Terror Threat Raised to 'Orange'

ByABC News
September 10, 2002, 11:50 AM

Sept. 10 -- The Bush administration today elevated the color-coded terrorist threat level from yellow to orange the next-to-highest alert level and warned of a high risk of terrorist attacks in the coming days.

"We are now at high risk of a terrorist attack," said Director of Homeland Security Tom Ridge at an afternoon news conference with Attorney General John Ashcroft. "We are now at level orange."

Ashcroft said "specific intelligence on specific attacks on U.S. interests overseas" prompted the elevated warning. "We believe this to be credible information and the analysis that has been taken by intelligence agencies leads us to believe this is an appropriate step," he said.

Intelligence sources told ABCNEWS some information about a possible attack in Asia came during the last 24 hours from a "second-level" al Qaeda operative in U.S. custody, who only recently began cooperating with American officials.

His information was considered credible because some of his other claims had been independently verified.

The al Qaeda operative told officials the terror group was planning an attack on U.S. targets around Sept. 11 this year, officials said. The operative was not Abu Zubaydah, a top al Qaeda leader captured in March, who has been the source of previous warnings about potential attacks.

U.S. officials also had indications that terrorists in the Middle East were preparing for a suicide attack on U.S. targets at unknown locations.

The recommendation for the move to a new level was made by various federal law enforcement and security agencies, and approved by President Bush.

"The threats that we have heard recently remind us of the pattern of threats we heard prior to Sept. 11," the president said later, speaking at the Afghan Embassy in Washington. "We have no specific threat to America, but we are taking everything seriously, obviously."

Evidence suggested that terrorists had been planning car-bomb or other attacks on U.S. facilities in Southeast Asia, and had been accumulating explosives since January of this year, officials said.

▶ [YOUR TASKS]:
• A. Answer the following from the news report on the raised terror threat level:
(i) Who announced the move to level orange, and alongside whom did he hold the news conference?
(ii) Who approved the recommendation to move to the new level?
(iii) Since when had terrorists been accumulating explosives, according to officials?
• B. State whether each statement agrees with the news report on the raised terror threat level, and quote the words of the report that decide it:
(i) The threat level was raised from yellow to orange.
(ii) The cooperating al Qaeda operative was Abu Zubaydah.
(iii) The president said there was a specific threat to America.

▶ [GIVEN INFORMATION]:
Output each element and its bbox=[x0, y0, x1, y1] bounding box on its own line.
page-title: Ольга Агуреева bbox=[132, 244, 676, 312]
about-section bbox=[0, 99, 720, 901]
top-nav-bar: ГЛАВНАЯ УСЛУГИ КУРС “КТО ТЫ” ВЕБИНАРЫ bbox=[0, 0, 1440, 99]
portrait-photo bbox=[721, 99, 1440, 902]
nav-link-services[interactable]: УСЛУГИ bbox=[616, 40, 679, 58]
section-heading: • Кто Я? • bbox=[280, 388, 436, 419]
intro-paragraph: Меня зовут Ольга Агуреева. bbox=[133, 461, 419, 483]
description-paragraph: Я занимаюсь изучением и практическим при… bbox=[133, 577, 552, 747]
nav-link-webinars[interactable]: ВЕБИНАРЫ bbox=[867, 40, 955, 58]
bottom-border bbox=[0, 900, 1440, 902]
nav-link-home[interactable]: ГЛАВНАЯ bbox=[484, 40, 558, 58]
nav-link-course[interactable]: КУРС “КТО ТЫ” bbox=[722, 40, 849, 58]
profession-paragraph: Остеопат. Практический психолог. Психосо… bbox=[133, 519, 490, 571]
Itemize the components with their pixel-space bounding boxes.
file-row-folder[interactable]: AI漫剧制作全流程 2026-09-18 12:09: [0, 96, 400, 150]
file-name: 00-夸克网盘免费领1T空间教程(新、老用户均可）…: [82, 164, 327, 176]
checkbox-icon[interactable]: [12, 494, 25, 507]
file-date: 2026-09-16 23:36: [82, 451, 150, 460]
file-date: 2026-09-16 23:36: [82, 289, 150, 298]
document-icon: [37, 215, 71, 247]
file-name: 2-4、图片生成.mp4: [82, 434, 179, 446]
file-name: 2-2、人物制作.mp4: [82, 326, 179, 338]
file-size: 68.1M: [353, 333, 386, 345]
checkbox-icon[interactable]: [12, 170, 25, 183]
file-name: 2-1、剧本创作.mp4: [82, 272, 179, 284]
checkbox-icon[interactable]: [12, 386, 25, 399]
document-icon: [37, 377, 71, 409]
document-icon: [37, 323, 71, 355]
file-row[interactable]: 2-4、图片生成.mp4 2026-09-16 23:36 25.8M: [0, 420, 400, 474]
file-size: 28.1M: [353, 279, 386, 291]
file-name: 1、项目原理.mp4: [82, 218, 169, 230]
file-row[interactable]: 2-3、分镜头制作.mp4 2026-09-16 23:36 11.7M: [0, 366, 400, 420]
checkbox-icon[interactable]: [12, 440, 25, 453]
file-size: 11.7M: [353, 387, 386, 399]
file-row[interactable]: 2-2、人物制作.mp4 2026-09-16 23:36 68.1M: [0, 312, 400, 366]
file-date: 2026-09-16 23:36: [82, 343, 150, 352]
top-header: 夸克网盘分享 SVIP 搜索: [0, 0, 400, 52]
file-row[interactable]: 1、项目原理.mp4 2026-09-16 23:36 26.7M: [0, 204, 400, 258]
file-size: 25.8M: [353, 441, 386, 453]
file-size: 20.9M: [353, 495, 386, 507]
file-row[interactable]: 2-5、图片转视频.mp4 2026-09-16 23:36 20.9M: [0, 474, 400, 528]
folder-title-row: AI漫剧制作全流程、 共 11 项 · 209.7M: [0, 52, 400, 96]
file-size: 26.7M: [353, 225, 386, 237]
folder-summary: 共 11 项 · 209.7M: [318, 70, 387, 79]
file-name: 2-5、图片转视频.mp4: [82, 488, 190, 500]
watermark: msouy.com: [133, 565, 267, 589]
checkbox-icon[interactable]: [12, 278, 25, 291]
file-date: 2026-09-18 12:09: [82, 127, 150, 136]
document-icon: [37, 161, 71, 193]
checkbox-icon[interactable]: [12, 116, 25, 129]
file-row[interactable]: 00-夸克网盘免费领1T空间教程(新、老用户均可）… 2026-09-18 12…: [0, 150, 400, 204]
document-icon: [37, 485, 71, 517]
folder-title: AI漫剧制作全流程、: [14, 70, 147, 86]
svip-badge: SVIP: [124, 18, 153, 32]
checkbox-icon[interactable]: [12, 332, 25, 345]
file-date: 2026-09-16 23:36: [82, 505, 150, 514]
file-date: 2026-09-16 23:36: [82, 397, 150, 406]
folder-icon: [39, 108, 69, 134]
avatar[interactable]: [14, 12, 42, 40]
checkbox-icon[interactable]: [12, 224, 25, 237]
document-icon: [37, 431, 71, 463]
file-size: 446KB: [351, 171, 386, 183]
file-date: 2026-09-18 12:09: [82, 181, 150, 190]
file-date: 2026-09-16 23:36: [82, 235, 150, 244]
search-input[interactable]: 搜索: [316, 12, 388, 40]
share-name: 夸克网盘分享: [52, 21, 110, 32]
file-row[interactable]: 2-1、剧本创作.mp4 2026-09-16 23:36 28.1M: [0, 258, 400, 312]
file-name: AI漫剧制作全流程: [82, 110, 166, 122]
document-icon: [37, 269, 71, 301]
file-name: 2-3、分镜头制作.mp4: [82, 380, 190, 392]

▶ [REPLIES]:
• A.
(i) Director of Homeland Security Tom Ridge, at an afternoon news conference with Attorney General John Ashcroft.
(ii) President Bush.
(iii) Since January of this year.

• B.
(i) Yes: "elevated the color-coded terrorist threat level from yellow to orange"
(ii) No: "The operative was not Abu Zubaydah"
(iii) No: "We have no specific threat to America"